• _PROBLEM REQUIREMENTS_:
Review the material line by line. Identify and copy every line that contains the string "warunkach".

• _Rows from a dataset_:
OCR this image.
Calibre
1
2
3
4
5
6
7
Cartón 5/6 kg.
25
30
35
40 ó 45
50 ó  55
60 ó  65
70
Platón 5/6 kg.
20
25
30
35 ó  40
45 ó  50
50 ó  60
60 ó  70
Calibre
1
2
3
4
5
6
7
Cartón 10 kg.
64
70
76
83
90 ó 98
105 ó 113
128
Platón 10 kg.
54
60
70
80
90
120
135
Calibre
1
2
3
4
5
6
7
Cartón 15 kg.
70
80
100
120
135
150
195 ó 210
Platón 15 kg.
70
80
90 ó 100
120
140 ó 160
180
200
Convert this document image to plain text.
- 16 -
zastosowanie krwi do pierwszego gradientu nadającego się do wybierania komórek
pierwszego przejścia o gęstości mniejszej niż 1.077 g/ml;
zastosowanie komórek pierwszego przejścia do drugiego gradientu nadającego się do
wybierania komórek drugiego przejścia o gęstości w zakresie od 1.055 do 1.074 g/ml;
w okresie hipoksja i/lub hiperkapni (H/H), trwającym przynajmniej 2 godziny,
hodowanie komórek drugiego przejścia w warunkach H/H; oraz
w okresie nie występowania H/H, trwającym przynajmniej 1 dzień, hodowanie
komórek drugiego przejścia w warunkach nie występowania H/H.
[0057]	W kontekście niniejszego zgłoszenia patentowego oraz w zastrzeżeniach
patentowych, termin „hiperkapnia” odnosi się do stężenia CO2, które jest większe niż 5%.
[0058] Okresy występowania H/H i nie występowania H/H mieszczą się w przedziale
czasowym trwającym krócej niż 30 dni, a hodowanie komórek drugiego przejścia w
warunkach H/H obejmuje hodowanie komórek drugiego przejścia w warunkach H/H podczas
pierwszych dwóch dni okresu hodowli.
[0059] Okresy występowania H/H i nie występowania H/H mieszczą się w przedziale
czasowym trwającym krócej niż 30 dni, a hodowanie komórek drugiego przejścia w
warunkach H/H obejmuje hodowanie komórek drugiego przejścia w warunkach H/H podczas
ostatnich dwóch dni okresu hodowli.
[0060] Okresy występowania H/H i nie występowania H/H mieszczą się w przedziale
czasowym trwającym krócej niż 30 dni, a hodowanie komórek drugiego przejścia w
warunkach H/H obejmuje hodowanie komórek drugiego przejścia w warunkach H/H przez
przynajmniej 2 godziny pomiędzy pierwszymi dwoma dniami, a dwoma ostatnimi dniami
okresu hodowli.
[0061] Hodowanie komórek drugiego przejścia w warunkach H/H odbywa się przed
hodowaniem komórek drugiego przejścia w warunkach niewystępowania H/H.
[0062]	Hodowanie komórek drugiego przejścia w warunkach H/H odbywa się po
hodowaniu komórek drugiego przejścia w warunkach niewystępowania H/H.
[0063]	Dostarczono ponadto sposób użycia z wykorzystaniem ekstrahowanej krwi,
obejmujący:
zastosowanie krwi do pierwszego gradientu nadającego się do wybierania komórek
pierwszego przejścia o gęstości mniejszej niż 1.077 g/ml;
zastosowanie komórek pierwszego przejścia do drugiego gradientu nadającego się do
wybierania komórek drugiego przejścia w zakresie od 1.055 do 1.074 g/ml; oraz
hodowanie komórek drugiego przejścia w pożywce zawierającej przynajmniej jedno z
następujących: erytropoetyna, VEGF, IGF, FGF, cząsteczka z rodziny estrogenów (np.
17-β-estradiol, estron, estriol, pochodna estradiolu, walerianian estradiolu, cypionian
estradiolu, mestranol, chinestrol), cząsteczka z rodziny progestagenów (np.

• _ANSWER TO THE PROBLEM_:
hodowanie komórek drugiego przejścia w warunkach H/H; oraz
komórek drugiego przejścia w warunkach nie występowania H/H.
warunkach H/H obejmuje hodowanie komórek drugiego przejścia w warunkach H/H podczas
warunkach H/H obejmuje hodowanie komórek drugiego przejścia w warunkach H/H podczas
warunkach H/H obejmuje hodowanie komórek drugiego przejścia w warunkach H/H przez
[0061] Hodowanie komórek drugiego przejścia w warunkach H/H odbywa się przed
hodowaniem komórek drugiego przejścia w warunkach niewystępowania H/H.
[0062]	Hodowanie komórek drugiego przejścia w warunkach H/H odbywa się po
hodowaniu komórek drugiego przejścia w warunkach niewystępowania H/H.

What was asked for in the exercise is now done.